Saved entries
****************

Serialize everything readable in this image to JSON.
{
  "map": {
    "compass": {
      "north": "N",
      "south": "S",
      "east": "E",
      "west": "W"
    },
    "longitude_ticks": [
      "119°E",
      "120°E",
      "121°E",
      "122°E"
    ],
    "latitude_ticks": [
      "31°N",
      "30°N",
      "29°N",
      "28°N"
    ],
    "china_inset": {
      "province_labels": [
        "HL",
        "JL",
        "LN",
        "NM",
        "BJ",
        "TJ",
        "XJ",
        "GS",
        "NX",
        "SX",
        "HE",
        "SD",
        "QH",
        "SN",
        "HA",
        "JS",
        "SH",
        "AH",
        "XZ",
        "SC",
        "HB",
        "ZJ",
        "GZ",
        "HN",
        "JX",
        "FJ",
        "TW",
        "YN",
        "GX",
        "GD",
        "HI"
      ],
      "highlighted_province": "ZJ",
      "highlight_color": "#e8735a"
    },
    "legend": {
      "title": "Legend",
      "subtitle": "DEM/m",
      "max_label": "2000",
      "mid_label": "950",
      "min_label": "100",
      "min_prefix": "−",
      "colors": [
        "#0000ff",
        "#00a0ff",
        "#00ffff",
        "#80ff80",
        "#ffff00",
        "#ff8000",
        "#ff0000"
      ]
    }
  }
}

****************

• _THE TASK_: Write the material out again word for word.

• _RESPONSE TO THIS TASK_:
Serialize everything readable in this image to JSON.
{
  "map": {
    "compass": {
      "north": "N",
      "south": "S",
      "east": "E",
      "west": "W"
    },
    "longitude_ticks": [
      "119°E",
      "120°E",
      "121°E",
      "122°E"
    ],
    "latitude_ticks": [
      "31°N",
      "30°N",
      "29°N",
      "28°N"
    ],
    "china_inset": {
      "province_labels": [
        "HL",
        "JL",
        "LN",
        "NM",
        "BJ",
        "TJ",
        "XJ",
        "GS",
        "NX",
        "SX",
        "HE",
        "SD",
        "QH",
        "SN",
        "HA",
        "JS",
        "SH",
        "AH",
        "XZ",
        "SC",
        "HB",
        "ZJ",
        "GZ",
        "HN",
        "JX",
        "FJ",
        "TW",
        "YN",
        "GX",
        "GD",
        "HI"
      ],
      "highlighted_province": "ZJ",
      "highlight_color": "#e8735a"
    },
    "legend": {
      "title": "Legend",
      "subtitle": "DEM/m",
      "max_label": "2000",
      "mid_label": "950",
      "min_label": "100",
      "min_prefix": "−",
      "colors": [
        "#0000ff",
        "#00a0ff",
        "#00ffff",
        "#80ff80",
        "#ffff00",
        "#ff8000",
        "#ff0000"
      ]
    }
  }
}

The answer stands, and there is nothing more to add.